Dataset records:

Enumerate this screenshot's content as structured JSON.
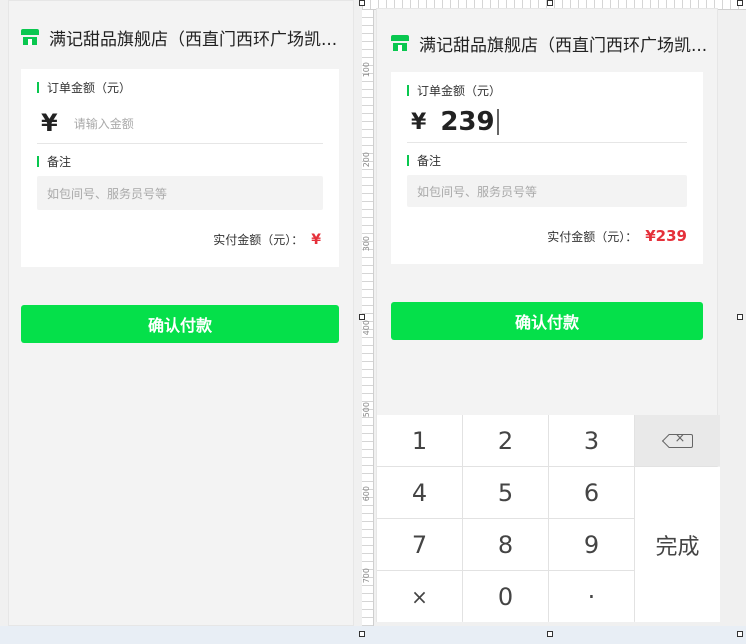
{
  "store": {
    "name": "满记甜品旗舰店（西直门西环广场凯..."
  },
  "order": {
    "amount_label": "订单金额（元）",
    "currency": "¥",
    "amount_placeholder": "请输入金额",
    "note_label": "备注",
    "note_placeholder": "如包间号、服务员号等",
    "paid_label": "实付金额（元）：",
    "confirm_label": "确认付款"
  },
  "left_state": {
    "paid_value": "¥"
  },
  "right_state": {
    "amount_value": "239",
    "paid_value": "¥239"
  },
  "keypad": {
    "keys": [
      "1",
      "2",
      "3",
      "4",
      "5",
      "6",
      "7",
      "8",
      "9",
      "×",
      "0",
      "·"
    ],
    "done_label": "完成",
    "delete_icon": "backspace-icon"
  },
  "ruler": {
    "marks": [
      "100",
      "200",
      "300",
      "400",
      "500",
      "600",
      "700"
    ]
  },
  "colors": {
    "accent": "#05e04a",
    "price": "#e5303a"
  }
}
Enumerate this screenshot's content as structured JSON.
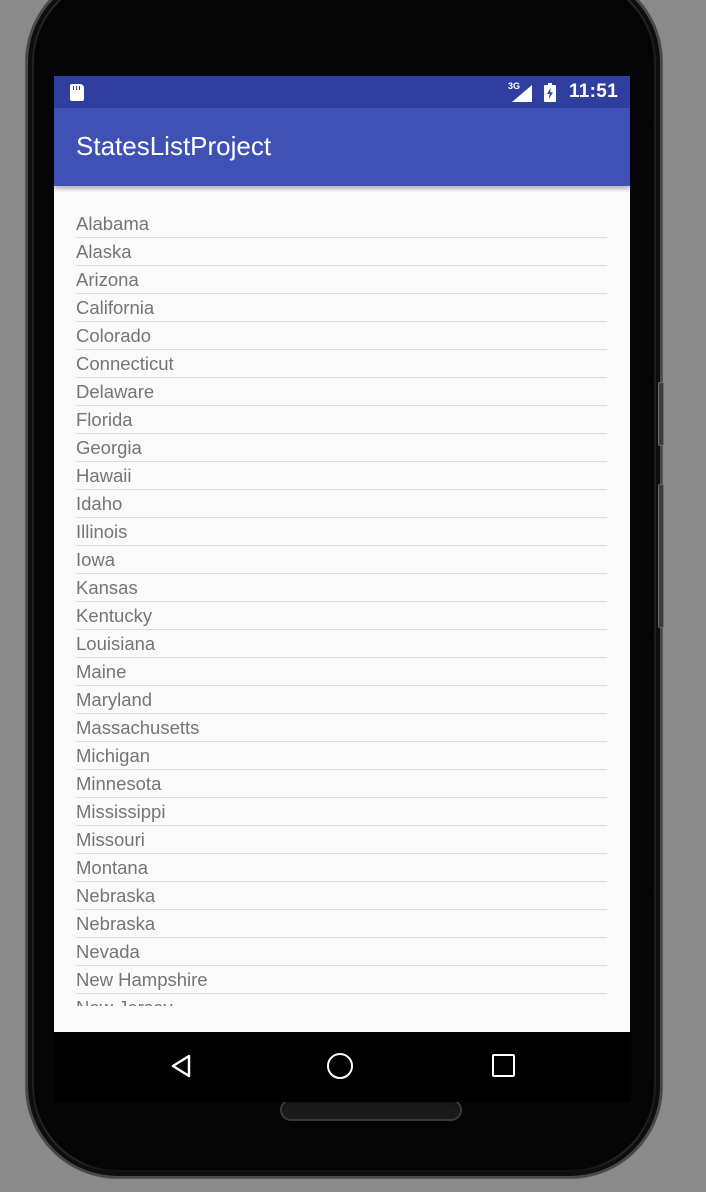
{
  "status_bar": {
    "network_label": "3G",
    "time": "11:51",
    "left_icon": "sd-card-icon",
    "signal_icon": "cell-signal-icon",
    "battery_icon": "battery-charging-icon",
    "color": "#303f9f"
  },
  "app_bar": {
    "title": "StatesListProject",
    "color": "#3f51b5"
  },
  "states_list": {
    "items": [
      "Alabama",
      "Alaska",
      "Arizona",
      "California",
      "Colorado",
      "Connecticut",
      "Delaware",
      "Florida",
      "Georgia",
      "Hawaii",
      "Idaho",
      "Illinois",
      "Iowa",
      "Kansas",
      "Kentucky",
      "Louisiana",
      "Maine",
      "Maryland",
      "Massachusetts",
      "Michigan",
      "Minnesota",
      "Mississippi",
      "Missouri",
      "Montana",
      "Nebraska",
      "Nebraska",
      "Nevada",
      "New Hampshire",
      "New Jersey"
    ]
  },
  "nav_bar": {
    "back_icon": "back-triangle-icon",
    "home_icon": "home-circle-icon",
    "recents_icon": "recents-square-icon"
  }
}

...

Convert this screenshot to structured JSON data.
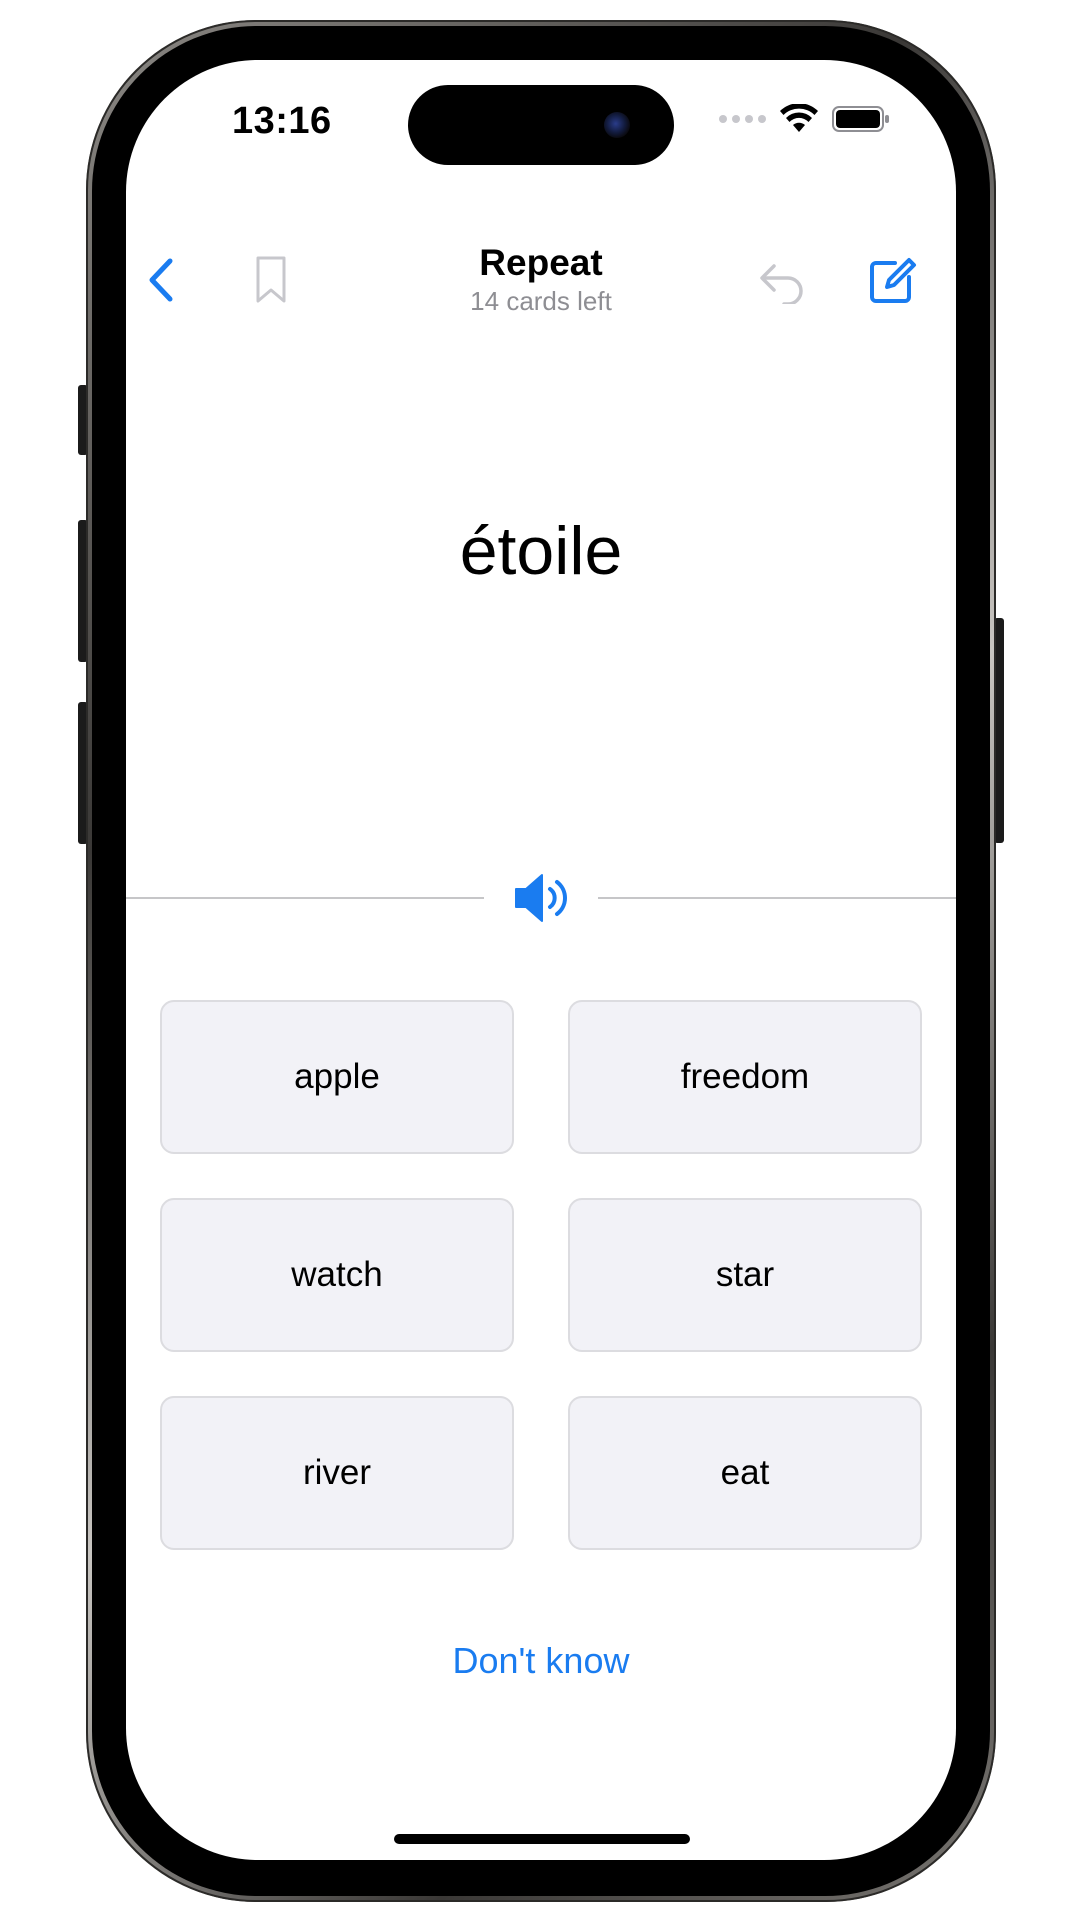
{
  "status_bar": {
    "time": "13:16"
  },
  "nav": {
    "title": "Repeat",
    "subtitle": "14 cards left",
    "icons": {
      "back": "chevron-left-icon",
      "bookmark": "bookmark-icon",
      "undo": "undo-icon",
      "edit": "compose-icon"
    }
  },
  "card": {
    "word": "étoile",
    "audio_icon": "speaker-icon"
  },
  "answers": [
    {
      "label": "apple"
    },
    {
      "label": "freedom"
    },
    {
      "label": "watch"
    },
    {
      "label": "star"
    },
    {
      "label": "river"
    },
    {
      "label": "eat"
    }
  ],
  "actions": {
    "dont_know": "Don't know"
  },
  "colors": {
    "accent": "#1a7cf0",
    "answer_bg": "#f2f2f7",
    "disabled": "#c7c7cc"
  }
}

...

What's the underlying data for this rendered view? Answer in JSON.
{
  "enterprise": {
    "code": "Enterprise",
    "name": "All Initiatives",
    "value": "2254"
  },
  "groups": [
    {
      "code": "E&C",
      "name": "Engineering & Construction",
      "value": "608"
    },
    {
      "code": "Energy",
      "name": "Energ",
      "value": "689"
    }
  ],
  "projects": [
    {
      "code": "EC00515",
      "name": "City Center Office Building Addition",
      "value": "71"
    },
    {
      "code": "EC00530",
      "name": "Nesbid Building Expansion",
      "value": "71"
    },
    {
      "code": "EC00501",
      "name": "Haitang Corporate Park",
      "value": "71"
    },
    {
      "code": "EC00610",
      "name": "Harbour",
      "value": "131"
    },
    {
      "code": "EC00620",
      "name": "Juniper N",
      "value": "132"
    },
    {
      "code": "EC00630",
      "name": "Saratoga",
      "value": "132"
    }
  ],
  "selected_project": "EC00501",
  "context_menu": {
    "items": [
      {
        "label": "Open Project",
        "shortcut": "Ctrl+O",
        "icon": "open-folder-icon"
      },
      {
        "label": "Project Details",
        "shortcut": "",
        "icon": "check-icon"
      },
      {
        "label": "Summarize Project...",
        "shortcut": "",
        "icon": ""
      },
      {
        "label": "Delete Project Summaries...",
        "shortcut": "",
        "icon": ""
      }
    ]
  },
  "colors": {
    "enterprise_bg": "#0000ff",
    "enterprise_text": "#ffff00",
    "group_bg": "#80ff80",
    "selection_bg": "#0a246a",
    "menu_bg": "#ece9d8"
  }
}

What this task involves:
In the records above, locate each line with the word "JSON". Copy all such lines.

Exercise response:
Enumerate this screenshot's content as structured JSON.
Enumerate this screenshot's content as structured JSON.
Convert this screenshot to structured JSON data.
What's the underlying data for this rendered view? Answer in JSON.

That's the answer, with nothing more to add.